• _Directive_
Repeat the data below exactly, dropping any pictures it holds.

• _Data for the task_

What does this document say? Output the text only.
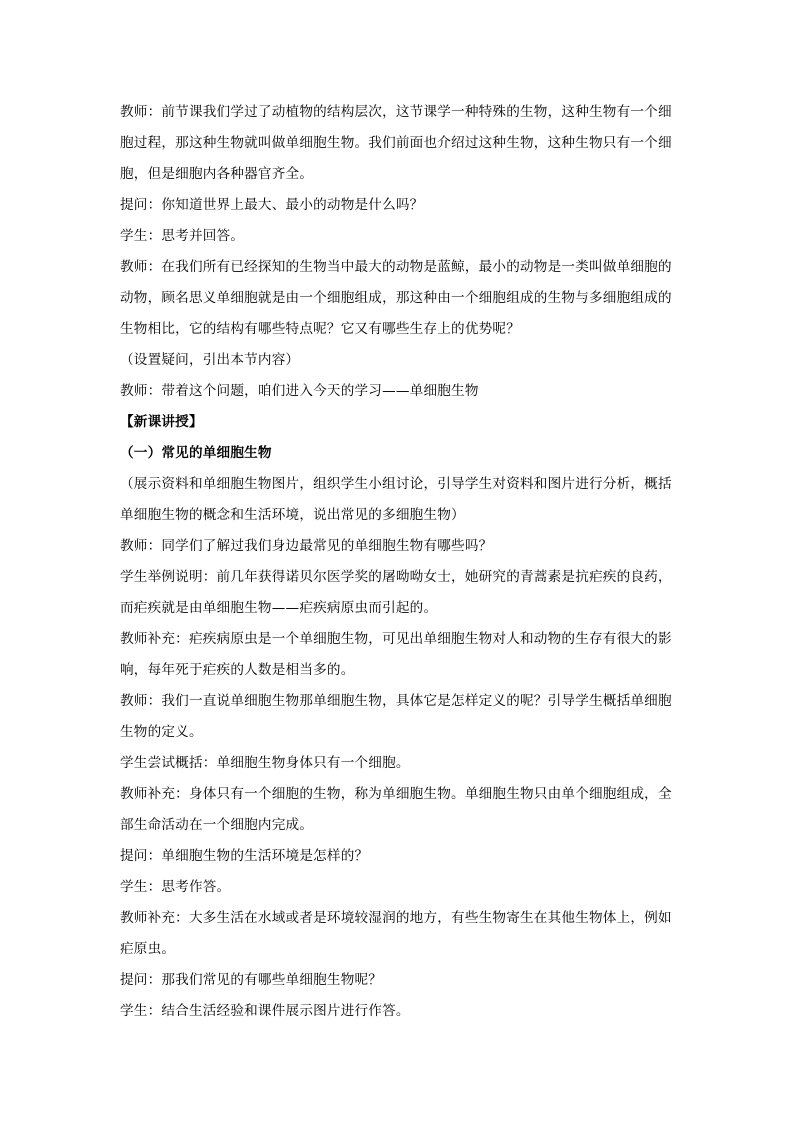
教师：前节课我们学过了动植物的结构层次，这节课学一种特殊的生物，这种生物有一个细

胞过程，那这种生物就叫做单细胞生物。我们前面也介绍过这种生物，这种生物只有一个细

胞，但是细胞内各种器官齐全。

提问：你知道世界上最大、最小的动物是什么吗？

学生：思考并回答。

教师：在我们所有已经探知的生物当中最大的动物是蓝鲸，最小的动物是一类叫做单细胞的

动物，顾名思义单细胞就是由一个细胞组成，那这种由一个细胞组成的生物与多细胞组成的

生物相比，它的结构有哪些特点呢？它又有哪些生存上的优势呢？

（设置疑问，引出本节内容）

教师：带着这个问题，咱们进入今天的学习——单细胞生物

【新课讲授】

（一）常见的单细胞生物

（展示资料和单细胞生物图片，组织学生小组讨论，引导学生对资料和图片进行分析，概括

单细胞生物的概念和生活环境，说出常见的多细胞生物）

教师：同学们了解过我们身边最常见的单细胞生物有哪些吗？

学生举例说明：前几年获得诺贝尔医学奖的屠呦呦女士，她研究的青蒿素是抗疟疾的良药，

而疟疾就是由单细胞生物——疟疾病原虫而引起的。

教师补充：疟疾病原虫是一个单细胞生物，可见出单细胞生物对人和动物的生存有很大的影

响，每年死于疟疾的人数是相当多的。

教师：我们一直说单细胞生物那单细胞生物，具体它是怎样定义的呢？引导学生概括单细胞

生物的定义。

学生尝试概括：单细胞生物身体只有一个细胞。

教师补充：身体只有一个细胞的生物，称为单细胞生物。单细胞生物只由单个细胞组成，全

部生命活动在一个细胞内完成。

提问：单细胞生物的生活环境是怎样的？

学生：思考作答。

教师补充：大多生活在水域或者是环境较湿润的地方，有些生物寄生在其他生物体上，例如

疟原虫。

提问：那我们常见的有哪些单细胞生物呢？

学生：结合生活经验和课件展示图片进行作答。
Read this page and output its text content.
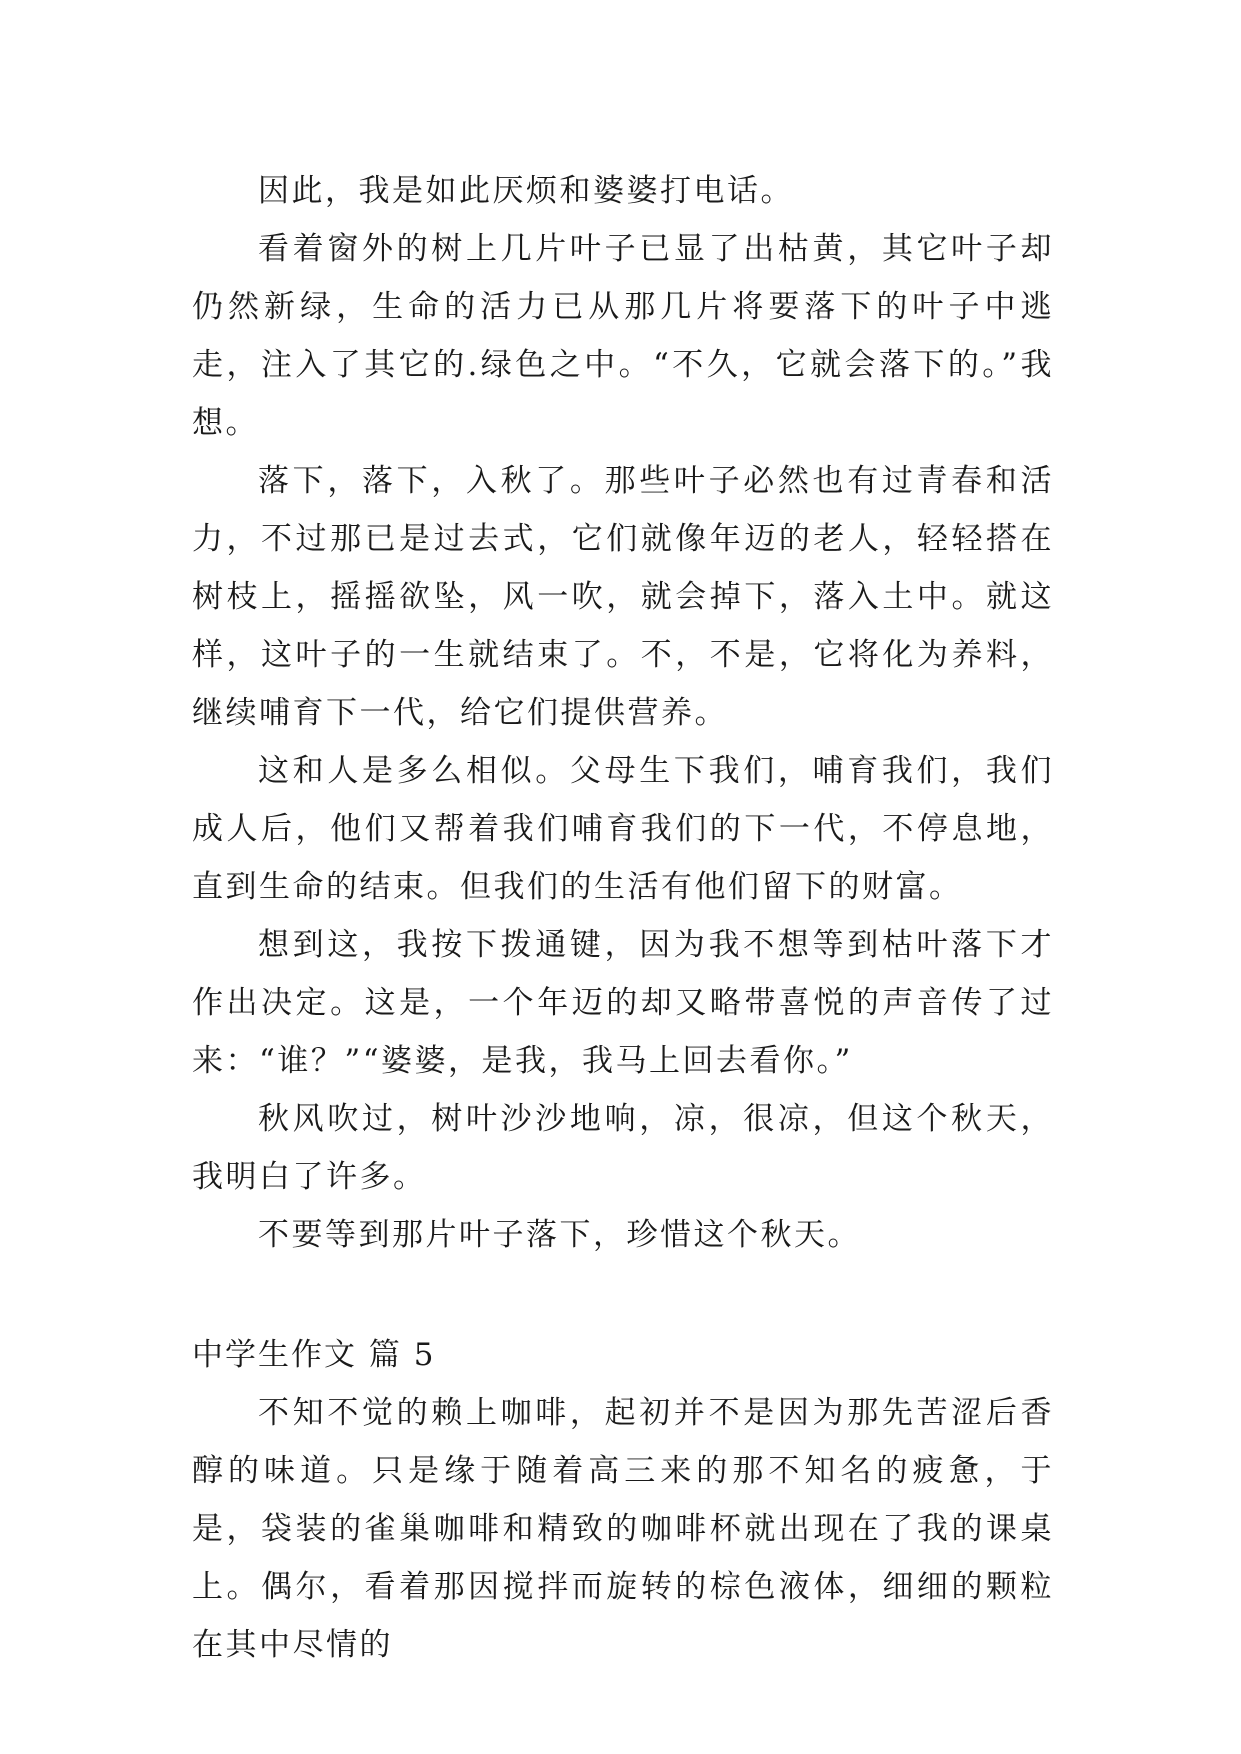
因此，我是如此厌烦和婆婆打电话。

看着窗外的树上几片叶子已显了出枯黄，其它叶子却仍然新绿，生命的活力已从那几片将要落下的叶子中逃走，注入了其它的.绿色之中。“不久，它就会落下的。”我想。

落下，落下，入秋了。那些叶子必然也有过青春和活力，不过那已是过去式，它们就像年迈的老人，轻轻搭在树枝上，摇摇欲坠，风一吹，就会掉下，落入土中。就这样，这叶子的一生就结束了。不，不是，它将化为养料，继续哺育下一代，给它们提供营养。

这和人是多么相似。父母生下我们，哺育我们，我们成人后，他们又帮着我们哺育我们的下一代，不停息地，直到生命的结束。但我们的生活有他们留下的财富。

想到这，我按下拨通键，因为我不想等到枯叶落下才作出决定。这是，一个年迈的却又略带喜悦的声音传了过来：“谁？”“婆婆，是我，我马上回去看你。”

秋风吹过，树叶沙沙地响，凉，很凉，但这个秋天，我明白了许多。

不要等到那片叶子落下，珍惜这个秋天。

中学生作文 篇 5

不知不觉的赖上咖啡，起初并不是因为那先苦涩后香醇的味道。只是缘于随着高三来的那不知名的疲惫，于是，袋装的雀巢咖啡和精致的咖啡杯就出现在了我的课桌上。偶尔，看着那因搅拌而旋转的棕色液体，细细的颗粒在其中尽情的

• _Answer to this task_
What does this document say? Output the text only.
教师：前节课我们学过了动植物的结构层次，这节课学一种特殊的生物，这种生物有一个细

胞过程，那这种生物就叫做单细胞生物。我们前面也介绍过这种生物，这种生物只有一个细

胞，但是细胞内各种器官齐全。

提问：你知道世界上最大、最小的动物是什么吗？

学生：思考并回答。

教师：在我们所有已经探知的生物当中最大的动物是蓝鲸，最小的动物是一类叫做单细胞的

动物，顾名思义单细胞就是由一个细胞组成，那这种由一个细胞组成的生物与多细胞组成的

生物相比，它的结构有哪些特点呢？它又有哪些生存上的优势呢？

（设置疑问，引出本节内容）

教师：带着这个问题，咱们进入今天的学习——单细胞生物

【新课讲授】

（一）常见的单细胞生物

（展示资料和单细胞生物图片，组织学生小组讨论，引导学生对资料和图片进行分析，概括

单细胞生物的概念和生活环境，说出常见的多细胞生物）

教师：同学们了解过我们身边最常见的单细胞生物有哪些吗？

学生举例说明：前几年获得诺贝尔医学奖的屠呦呦女士，她研究的青蒿素是抗疟疾的良药，

而疟疾就是由单细胞生物——疟疾病原虫而引起的。

教师补充：疟疾病原虫是一个单细胞生物，可见出单细胞生物对人和动物的生存有很大的影

响，每年死于疟疾的人数是相当多的。

教师：我们一直说单细胞生物那单细胞生物，具体它是怎样定义的呢？引导学生概括单细胞

生物的定义。

学生尝试概括：单细胞生物身体只有一个细胞。

教师补充：身体只有一个细胞的生物，称为单细胞生物。单细胞生物只由单个细胞组成，全

部生命活动在一个细胞内完成。

提问：单细胞生物的生活环境是怎样的？

学生：思考作答。

教师补充：大多生活在水域或者是环境较湿润的地方，有些生物寄生在其他生物体上，例如

疟原虫。

提问：那我们常见的有哪些单细胞生物呢？

学生：结合生活经验和课件展示图片进行作答。
Read this page and output its text content.
因此，我是如此厌烦和婆婆打电话。

看着窗外的树上几片叶子已显了出枯黄，其它叶子却仍然新绿，生命的活力已从那几片将要落下的叶子中逃走，注入了其它的.绿色之中。“不久，它就会落下的。”我想。

落下，落下，入秋了。那些叶子必然也有过青春和活力，不过那已是过去式，它们就像年迈的老人，轻轻搭在树枝上，摇摇欲坠，风一吹，就会掉下，落入土中。就这样，这叶子的一生就结束了。不，不是，它将化为养料，继续哺育下一代，给它们提供营养。

这和人是多么相似。父母生下我们，哺育我们，我们成人后，他们又帮着我们哺育我们的下一代，不停息地，直到生命的结束。但我们的生活有他们留下的财富。

想到这，我按下拨通键，因为我不想等到枯叶落下才作出决定。这是，一个年迈的却又略带喜悦的声音传了过来：“谁？”“婆婆，是我，我马上回去看你。”

秋风吹过，树叶沙沙地响，凉，很凉，但这个秋天，我明白了许多。

不要等到那片叶子落下，珍惜这个秋天。

中学生作文 篇 5

不知不觉的赖上咖啡，起初并不是因为那先苦涩后香醇的味道。只是缘于随着高三来的那不知名的疲惫，于是，袋装的雀巢咖啡和精致的咖啡杯就出现在了我的课桌上。偶尔，看着那因搅拌而旋转的棕色液体，细细的颗粒在其中尽情的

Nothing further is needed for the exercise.